I usually pay one lb per hive as rent so asking for that would be reasonable. Usually you will get the honey after extraction so you may not get any right up front. Don't worry about them coming by your house or getting in it. They will be too busy to pay you a visit. They may come to your pool if there is no other water source or if they like the water in the pool. I have heard that they sometimes favor pool water because of the chlorine. go figure. :scratch:

If there are irrigated fields near the hives they will most likely get their water from that...they like moving water (at least mine do) 

Find out if where you want him to put them and where he wants to put them are the same place. Important because he will need access to the hives to work them. How long will they be there. Will he pull them in the fall. Get contact info in case you notice something bad happened to his hives. Don't be afraid to ask him anything about bees. 

Lastly, thanks for letting him put bees on your property. It is a huge help to us beekeepers and the environment when people allow for bees to be spread out.


----------



## K&L HONEY (Mar 21, 2008)

I give my CA. landlords 1 case of spun 12# and one 24# bucket of my raw honey or I pay them cash if they prefer $300-$400 I put 300 - 400 hives or nucs per location. One location is 50 cents per hive 1200 hives there. Always looking for good locations!


----------



## loggermike (Jul 23, 2000)

We keep bees in Shasta County and I have to tell you, I spend a lot of time hauling water to bees when it gets dry in the summer.I get phone calls from people with pools because the bees will fly over a river to get pool water!


----------



## Beeslave (Feb 6, 2009)

K&L HONEY said:


> I put 300 - 400 hives or nucs per location.QUOTE]
> 
> Is that for summer honey production? If so is it sweet clover in all directions as far as you can see. My per hive production starts to drop with anything over 40 colonies per yard.


----------



## Ellie (Mar 10, 2009)

Iwombat, I just don't know the distance, but you are right... I will count the fence posts... they are 10ft. apart. Mike it really does get hot and dry and I don't have any shade trees out there, so he may not want to keep them there anyway. Good point, Alpha. It would be an adventure to learn about the little guys though.

If this is a go, then I will absolutely read up on this. Say, won't it be hard for him to take care of them from Washington when I am in Ca.? 

Love the comments, and am learning so much already from reading here.

Ellie


----------



## loggermike (Jul 23, 2000)

I believe K&L is referring to Ca. holding yards. We do the same-bunch up 60 to 400 in a wintering location before almonds. Then after almonds , we scatter them into smaller yards for honey production.
(We are also always looking for more locations to set hives )
---Mike


----------



## Roland (Dec 14, 2008)

As for living with bees, I have a hive, on a scale, right next to the back door, and another, right next to the garage door. The girls don't bother me, and I don't have to lock the doors.

Roland


----------



## K&L HONEY (Mar 21, 2008)

» LIST OF TASKS:
A) Answer these from the beekeeping thread:
(i) How much rent per hive does the first poster usually pay?
(ii) How far apart are the fence posts Ellie plans to count?
(iii) In which county does loggermike keep bees?
B) Quote the beekeeping thread word for word, beginning at the words "I believe K&L" and stopping after "(Dec 14, 2008)".
The records that follow come from a different source than the beekeeping thread.

» ENTRIES SUPPLIED:
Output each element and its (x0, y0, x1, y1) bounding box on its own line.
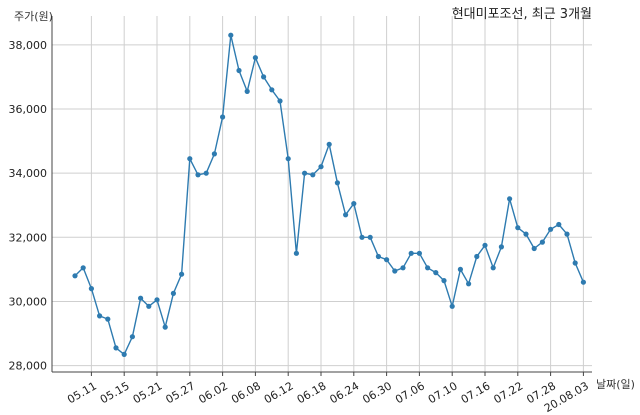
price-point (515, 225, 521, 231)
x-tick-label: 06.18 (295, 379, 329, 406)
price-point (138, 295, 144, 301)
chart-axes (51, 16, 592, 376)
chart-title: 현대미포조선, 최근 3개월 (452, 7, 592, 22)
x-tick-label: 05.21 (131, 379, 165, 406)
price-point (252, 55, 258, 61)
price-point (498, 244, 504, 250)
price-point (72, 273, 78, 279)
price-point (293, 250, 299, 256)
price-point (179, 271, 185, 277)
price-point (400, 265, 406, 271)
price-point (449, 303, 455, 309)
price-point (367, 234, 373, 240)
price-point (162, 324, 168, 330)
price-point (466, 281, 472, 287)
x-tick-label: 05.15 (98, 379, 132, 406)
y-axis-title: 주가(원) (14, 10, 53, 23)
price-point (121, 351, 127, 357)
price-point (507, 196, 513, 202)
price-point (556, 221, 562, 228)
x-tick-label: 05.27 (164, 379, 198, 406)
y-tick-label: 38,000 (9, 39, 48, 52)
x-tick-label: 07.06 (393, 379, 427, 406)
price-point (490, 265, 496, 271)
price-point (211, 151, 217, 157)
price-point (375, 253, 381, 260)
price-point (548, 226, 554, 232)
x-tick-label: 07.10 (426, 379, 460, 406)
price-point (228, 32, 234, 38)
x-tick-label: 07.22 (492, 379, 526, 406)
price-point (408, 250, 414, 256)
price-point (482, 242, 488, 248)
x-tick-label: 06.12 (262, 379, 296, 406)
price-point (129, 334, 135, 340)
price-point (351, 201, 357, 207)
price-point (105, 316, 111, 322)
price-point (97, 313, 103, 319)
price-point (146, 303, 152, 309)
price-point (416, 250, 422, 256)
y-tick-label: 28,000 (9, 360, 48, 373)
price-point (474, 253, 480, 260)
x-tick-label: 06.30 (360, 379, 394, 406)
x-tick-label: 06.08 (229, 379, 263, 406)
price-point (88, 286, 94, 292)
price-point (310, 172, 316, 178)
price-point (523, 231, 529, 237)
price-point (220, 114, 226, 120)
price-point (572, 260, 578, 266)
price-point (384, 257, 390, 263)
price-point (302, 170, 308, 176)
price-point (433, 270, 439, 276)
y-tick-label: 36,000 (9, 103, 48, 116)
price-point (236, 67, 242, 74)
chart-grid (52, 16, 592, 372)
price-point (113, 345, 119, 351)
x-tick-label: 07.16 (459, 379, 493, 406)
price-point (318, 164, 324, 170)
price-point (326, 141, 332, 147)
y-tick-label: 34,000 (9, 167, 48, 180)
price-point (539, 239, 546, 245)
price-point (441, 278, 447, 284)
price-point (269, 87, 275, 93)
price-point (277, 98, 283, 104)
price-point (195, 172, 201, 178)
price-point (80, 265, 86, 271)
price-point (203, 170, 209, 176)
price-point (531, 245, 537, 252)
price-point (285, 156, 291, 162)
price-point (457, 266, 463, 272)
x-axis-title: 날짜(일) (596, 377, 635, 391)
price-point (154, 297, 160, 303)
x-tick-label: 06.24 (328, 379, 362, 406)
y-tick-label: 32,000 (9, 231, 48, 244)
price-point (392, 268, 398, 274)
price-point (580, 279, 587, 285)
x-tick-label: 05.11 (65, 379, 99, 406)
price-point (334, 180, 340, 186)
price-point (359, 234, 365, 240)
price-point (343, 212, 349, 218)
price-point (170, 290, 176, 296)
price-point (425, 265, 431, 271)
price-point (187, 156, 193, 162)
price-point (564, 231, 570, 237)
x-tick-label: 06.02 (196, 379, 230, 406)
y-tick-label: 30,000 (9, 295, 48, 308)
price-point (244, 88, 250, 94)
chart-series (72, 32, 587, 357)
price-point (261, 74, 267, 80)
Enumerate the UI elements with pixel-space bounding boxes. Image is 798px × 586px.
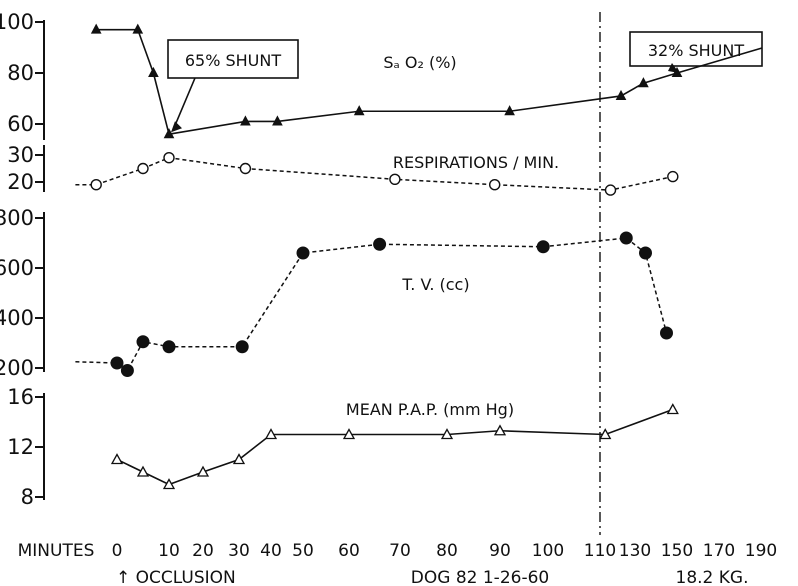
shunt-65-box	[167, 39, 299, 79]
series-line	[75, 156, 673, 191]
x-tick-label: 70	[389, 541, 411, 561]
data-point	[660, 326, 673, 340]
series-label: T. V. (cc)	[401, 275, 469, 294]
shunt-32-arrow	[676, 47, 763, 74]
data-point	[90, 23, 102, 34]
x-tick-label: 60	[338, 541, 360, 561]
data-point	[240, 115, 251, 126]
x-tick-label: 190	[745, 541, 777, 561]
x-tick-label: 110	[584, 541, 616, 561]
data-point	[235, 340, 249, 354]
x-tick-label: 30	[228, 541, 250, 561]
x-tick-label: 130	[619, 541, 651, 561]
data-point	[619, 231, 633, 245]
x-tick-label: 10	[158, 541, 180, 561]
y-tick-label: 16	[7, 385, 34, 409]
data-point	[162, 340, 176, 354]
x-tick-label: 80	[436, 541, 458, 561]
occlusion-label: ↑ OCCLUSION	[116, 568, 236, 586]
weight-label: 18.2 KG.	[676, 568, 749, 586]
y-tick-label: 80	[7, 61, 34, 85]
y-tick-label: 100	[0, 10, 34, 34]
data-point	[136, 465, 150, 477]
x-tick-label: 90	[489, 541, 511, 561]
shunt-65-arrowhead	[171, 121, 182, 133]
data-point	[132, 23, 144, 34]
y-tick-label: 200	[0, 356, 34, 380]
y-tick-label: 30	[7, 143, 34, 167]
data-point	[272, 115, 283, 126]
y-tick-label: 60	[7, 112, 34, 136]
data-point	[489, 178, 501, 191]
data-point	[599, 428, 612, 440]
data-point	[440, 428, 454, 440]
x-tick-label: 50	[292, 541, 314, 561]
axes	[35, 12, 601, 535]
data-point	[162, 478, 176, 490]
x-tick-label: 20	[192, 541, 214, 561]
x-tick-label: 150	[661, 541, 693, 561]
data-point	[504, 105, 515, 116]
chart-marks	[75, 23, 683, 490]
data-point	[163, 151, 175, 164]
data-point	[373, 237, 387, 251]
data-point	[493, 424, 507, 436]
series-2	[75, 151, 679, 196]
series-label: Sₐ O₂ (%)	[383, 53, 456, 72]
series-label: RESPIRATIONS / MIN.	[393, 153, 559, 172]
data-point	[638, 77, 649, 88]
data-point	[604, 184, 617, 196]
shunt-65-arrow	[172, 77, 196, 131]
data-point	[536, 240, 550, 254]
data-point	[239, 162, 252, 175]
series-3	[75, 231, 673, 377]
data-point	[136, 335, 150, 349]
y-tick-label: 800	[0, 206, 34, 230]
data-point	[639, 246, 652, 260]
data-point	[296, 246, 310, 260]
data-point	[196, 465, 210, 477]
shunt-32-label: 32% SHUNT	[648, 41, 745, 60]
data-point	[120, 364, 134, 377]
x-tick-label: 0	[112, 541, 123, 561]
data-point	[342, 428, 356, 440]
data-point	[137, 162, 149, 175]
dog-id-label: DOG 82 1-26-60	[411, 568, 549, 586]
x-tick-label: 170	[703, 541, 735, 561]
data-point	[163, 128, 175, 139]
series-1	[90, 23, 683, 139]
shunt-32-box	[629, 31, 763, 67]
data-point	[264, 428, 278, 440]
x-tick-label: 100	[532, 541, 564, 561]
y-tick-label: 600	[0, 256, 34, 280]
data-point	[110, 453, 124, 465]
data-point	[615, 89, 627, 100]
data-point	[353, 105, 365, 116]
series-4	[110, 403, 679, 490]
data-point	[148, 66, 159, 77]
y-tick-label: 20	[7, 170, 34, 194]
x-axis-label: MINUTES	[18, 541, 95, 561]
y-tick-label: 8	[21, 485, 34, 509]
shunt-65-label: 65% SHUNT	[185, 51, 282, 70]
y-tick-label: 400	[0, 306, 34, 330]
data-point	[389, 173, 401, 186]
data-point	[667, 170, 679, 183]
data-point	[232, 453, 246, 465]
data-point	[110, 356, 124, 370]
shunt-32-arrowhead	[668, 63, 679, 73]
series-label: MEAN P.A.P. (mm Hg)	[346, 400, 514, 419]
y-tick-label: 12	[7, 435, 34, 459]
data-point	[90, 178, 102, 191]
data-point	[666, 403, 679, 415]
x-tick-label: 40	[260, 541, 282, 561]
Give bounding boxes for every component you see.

==

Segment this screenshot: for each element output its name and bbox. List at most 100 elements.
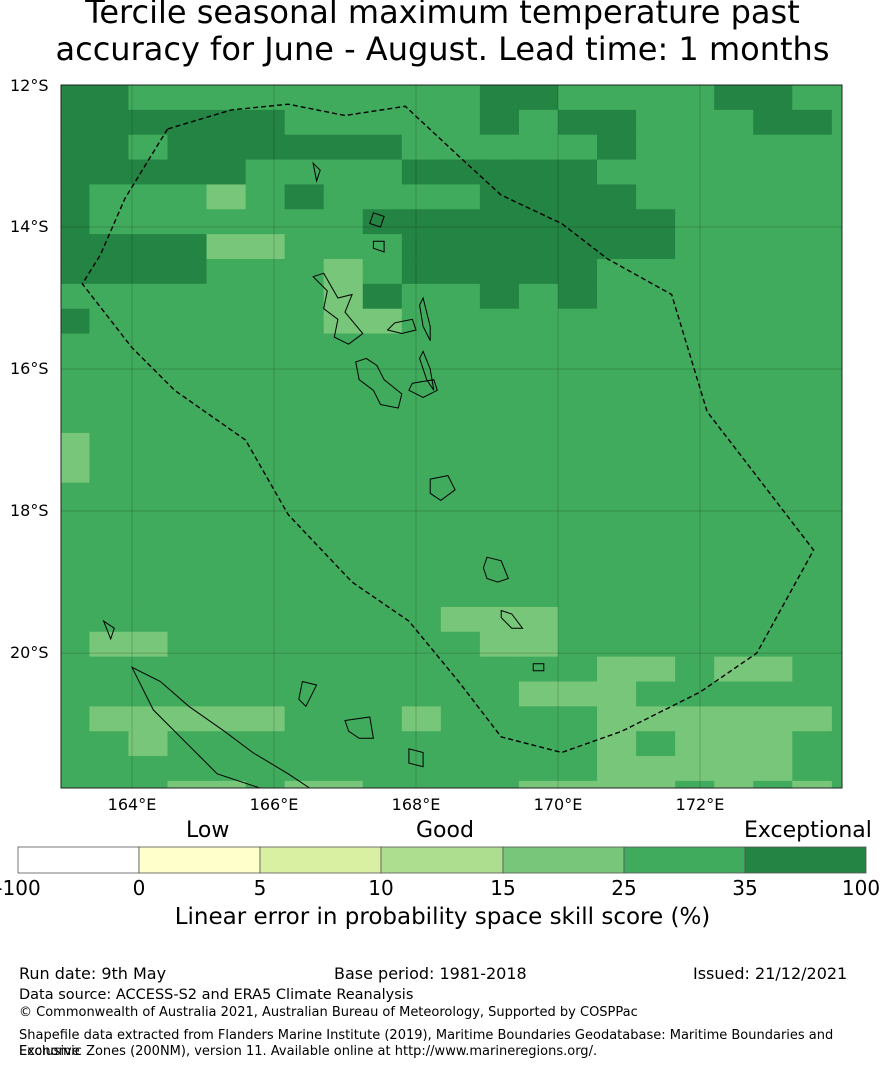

---

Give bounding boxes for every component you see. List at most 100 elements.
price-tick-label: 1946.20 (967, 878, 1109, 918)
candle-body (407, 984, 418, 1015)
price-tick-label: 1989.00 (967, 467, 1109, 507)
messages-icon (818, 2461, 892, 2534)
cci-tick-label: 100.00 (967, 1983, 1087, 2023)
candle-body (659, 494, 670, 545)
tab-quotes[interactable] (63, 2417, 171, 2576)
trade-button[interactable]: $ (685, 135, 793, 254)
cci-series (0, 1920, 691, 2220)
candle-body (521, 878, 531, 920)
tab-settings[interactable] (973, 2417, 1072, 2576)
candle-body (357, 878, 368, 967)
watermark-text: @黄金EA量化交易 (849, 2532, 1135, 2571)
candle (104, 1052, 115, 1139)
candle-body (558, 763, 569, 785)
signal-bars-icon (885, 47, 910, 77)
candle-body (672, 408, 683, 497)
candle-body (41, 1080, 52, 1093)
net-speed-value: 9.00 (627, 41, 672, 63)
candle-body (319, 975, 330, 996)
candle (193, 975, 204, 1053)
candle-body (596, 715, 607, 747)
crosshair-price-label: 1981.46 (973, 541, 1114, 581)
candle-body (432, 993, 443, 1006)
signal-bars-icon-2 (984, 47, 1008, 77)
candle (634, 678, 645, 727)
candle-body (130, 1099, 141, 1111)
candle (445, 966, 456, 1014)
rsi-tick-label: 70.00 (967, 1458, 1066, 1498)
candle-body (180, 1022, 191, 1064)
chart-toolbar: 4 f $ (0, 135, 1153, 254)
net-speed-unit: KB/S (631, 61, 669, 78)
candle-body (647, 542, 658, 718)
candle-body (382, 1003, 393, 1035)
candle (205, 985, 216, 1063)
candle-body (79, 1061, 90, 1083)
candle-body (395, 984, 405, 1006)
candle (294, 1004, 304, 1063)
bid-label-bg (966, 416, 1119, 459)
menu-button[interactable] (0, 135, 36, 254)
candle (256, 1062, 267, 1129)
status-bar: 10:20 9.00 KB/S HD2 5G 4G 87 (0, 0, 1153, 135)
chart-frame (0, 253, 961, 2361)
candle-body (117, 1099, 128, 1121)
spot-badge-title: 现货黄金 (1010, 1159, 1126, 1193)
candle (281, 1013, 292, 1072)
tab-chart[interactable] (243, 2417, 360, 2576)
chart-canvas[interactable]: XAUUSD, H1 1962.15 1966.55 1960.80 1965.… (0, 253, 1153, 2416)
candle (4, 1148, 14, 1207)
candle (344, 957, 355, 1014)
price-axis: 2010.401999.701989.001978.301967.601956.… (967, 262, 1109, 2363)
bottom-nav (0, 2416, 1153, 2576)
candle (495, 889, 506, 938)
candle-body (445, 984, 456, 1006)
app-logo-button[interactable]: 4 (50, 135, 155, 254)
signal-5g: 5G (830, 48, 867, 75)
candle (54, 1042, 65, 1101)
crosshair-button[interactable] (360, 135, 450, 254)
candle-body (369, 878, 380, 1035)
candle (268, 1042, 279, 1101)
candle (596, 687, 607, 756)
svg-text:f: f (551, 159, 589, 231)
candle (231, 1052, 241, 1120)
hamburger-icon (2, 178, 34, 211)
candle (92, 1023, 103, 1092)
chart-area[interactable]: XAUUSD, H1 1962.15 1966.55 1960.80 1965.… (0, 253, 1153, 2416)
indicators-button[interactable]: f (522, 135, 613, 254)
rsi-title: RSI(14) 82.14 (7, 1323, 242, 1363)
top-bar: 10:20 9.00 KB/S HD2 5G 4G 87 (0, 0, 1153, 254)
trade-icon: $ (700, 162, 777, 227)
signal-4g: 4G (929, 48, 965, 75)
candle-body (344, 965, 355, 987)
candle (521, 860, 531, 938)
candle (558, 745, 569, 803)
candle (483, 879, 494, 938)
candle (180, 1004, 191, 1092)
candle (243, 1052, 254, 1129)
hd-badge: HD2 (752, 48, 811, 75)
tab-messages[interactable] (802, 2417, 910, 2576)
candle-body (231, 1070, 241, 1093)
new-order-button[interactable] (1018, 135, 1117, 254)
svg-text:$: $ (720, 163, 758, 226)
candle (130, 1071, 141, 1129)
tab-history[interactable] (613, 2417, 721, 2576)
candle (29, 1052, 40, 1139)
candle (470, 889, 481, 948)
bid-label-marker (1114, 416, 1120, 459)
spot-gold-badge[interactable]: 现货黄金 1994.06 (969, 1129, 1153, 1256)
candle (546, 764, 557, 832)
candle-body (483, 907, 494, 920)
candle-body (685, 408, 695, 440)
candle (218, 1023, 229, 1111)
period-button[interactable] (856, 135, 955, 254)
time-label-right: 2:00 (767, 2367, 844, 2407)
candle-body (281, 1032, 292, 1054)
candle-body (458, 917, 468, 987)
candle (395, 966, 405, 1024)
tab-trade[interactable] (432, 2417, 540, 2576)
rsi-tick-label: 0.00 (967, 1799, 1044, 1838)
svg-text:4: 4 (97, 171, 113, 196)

» SOLUTION LIST:
A)
(i) One lb per hive.
(ii) 10 ft.
(iii) Shasta County.

B)
I believe K&L is referring to Ca. holding yards. We do the same-bunch up 60 to 400 in a wintering location before almonds. Then after almonds , we scatter them into smaller yards for honey production.
(We are also always looking for more locations to set hives )
---Mike


----------



## Roland (Dec 14, 2008)